# EXERCISE
Repeat the entire listing exactly as written.

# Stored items
## begin

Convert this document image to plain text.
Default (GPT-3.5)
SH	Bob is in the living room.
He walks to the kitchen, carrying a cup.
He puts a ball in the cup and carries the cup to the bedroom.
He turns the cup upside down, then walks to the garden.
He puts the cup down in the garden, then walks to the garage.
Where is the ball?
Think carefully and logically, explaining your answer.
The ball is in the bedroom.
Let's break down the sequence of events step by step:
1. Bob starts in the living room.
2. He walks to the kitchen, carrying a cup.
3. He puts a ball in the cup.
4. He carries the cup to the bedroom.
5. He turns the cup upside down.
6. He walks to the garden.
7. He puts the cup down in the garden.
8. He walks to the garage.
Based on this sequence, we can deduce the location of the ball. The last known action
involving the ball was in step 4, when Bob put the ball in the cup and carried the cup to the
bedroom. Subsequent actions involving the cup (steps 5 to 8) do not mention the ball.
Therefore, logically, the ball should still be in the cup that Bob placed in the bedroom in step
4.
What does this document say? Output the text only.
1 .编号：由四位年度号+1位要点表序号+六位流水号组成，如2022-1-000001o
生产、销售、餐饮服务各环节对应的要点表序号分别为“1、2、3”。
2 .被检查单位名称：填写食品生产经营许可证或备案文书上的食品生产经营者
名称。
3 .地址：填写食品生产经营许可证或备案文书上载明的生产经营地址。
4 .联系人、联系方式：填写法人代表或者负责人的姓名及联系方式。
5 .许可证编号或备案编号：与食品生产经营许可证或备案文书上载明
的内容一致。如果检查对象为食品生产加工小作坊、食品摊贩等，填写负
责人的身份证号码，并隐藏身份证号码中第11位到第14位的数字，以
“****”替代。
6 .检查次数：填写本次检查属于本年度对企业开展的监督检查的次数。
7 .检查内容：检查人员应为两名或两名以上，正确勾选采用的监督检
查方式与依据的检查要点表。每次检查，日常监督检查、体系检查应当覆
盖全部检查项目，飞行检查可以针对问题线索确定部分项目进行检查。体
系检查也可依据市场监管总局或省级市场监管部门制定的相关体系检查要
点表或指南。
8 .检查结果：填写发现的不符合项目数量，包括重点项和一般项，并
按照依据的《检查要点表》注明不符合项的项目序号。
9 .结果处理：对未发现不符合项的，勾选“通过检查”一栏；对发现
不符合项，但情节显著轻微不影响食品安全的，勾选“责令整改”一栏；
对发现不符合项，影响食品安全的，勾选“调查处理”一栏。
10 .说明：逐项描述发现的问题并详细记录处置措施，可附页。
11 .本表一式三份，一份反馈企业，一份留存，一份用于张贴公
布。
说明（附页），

## end

# EXERCISE ANSWER
Convert this document image to plain text.
Default (GPT-3.5)
SH	Bob is in the living room.
He walks to the kitchen, carrying a cup.
He puts a ball in the cup and carries the cup to the bedroom.
He turns the cup upside down, then walks to the garden.
He puts the cup down in the garden, then walks to the garage.
Where is the ball?
Think carefully and logically, explaining your answer.
The ball is in the bedroom.
Let's break down the sequence of events step by step:
1. Bob starts in the living room.
2. He walks to the kitchen, carrying a cup.
3. He puts a ball in the cup.
4. He carries the cup to the bedroom.
5. He turns the cup upside down.
6. He walks to the garden.
7. He puts the cup down in the garden.
8. He walks to the garage.
Based on this sequence, we can deduce the location of the ball. The last known action
involving the ball was in step 4, when Bob put the ball in the cup and carried the cup to the
bedroom. Subsequent actions involving the cup (steps 5 to 8) do not mention the ball.
Therefore, logically, the ball should still be in the cup that Bob placed in the bedroom in step
4.
What does this document say? Output the text only.
1 .编号：由四位年度号+1位要点表序号+六位流水号组成，如2022-1-000001o
生产、销售、餐饮服务各环节对应的要点表序号分别为“1、2、3”。
2 .被检查单位名称：填写食品生产经营许可证或备案文书上的食品生产经营者
名称。
3 .地址：填写食品生产经营许可证或备案文书上载明的生产经营地址。
4 .联系人、联系方式：填写法人代表或者负责人的姓名及联系方式。
5 .许可证编号或备案编号：与食品生产经营许可证或备案文书上载明
的内容一致。如果检查对象为食品生产加工小作坊、食品摊贩等，填写负
责人的身份证号码，并隐藏身份证号码中第11位到第14位的数字，以
“****”替代。
6 .检查次数：填写本次检查属于本年度对企业开展的监督检查的次数。
7 .检查内容：检查人员应为两名或两名以上，正确勾选采用的监督检
查方式与依据的检查要点表。每次检查，日常监督检查、体系检查应当覆
盖全部检查项目，飞行检查可以针对问题线索确定部分项目进行检查。体
系检查也可依据市场监管总局或省级市场监管部门制定的相关体系检查要
点表或指南。
8 .检查结果：填写发现的不符合项目数量，包括重点项和一般项，并
按照依据的《检查要点表》注明不符合项的项目序号。
9 .结果处理：对未发现不符合项的，勾选“通过检查”一栏；对发现
不符合项，但情节显著轻微不影响食品安全的，勾选“责令整改”一栏；
对发现不符合项，影响食品安全的，勾选“调查处理”一栏。
10 .说明：逐项描述发现的问题并详细记录处置措施，可附页。
11 .本表一式三份，一份反馈企业，一份留存，一份用于张贴公
布。
说明（附页），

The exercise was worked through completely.